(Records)
* * * * * * * * *

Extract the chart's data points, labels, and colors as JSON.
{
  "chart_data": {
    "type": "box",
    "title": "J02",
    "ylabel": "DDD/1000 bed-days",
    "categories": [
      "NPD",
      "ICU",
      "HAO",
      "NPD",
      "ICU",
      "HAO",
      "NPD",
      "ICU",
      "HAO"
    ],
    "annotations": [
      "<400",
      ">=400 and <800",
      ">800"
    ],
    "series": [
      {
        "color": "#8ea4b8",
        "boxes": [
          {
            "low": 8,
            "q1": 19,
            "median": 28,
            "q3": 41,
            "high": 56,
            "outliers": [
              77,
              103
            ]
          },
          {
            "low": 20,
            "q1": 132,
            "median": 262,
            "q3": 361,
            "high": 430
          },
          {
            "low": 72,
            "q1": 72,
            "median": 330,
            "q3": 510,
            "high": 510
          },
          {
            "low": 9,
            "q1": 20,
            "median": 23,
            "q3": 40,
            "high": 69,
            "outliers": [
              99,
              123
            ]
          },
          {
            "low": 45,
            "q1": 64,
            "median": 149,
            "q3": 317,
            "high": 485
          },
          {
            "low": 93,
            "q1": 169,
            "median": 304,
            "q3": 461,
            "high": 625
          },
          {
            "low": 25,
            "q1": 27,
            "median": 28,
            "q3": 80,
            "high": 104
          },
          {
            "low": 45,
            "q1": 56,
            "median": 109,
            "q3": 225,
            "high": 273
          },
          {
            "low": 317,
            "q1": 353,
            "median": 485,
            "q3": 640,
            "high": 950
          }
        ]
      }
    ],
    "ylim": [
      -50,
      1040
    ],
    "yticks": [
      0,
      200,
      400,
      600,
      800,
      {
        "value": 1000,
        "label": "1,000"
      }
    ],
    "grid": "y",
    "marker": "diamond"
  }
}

* * * * * * * * *

* _WHAT IS REQUIRED_
Reproduce the entries above in full by retyping them exactly.

* _OUTPUT FOR THIS TASK_
Extract the chart's data points, labels, and colors as JSON.
{
  "chart_data": {
    "type": "box",
    "title": "J02",
    "ylabel": "DDD/1000 bed-days",
    "categories": [
      "NPD",
      "ICU",
      "HAO",
      "NPD",
      "ICU",
      "HAO",
      "NPD",
      "ICU",
      "HAO"
    ],
    "annotations": [
      "<400",
      ">=400 and <800",
      ">800"
    ],
    "series": [
      {
        "color": "#8ea4b8",
        "boxes": [
          {
            "low": 8,
            "q1": 19,
            "median": 28,
            "q3": 41,
            "high": 56,
            "outliers": [
              77,
              103
            ]
          },
          {
            "low": 20,
            "q1": 132,
            "median": 262,
            "q3": 361,
            "high": 430
          },
          {
            "low": 72,
            "q1": 72,
            "median": 330,
            "q3": 510,
            "high": 510
          },
          {
            "low": 9,
            "q1": 20,
            "median": 23,
            "q3": 40,
            "high": 69,
            "outliers": [
              99,
              123
            ]
          },
          {
            "low": 45,
            "q1": 64,
            "median": 149,
            "q3": 317,
            "high": 485
          },
          {
            "low": 93,
            "q1": 169,
            "median": 304,
            "q3": 461,
            "high": 625
          },
          {
            "low": 25,
            "q1": 27,
            "median": 28,
            "q3": 80,
            "high": 104
          },
          {
            "low": 45,
            "q1": 56,
            "median": 109,
            "q3": 225,
            "high": 273
          },
          {
            "low": 317,
            "q1": 353,
            "median": 485,
            "q3": 640,
            "high": 950
          }
        ]
      }
    ],
    "ylim": [
      -50,
      1040
    ],
    "yticks": [
      0,
      200,
      400,
      600,
      800,
      {
        "value": 1000,
        "label": "1,000"
      }
    ],
    "grid": "y",
    "marker": "diamond"
  }
}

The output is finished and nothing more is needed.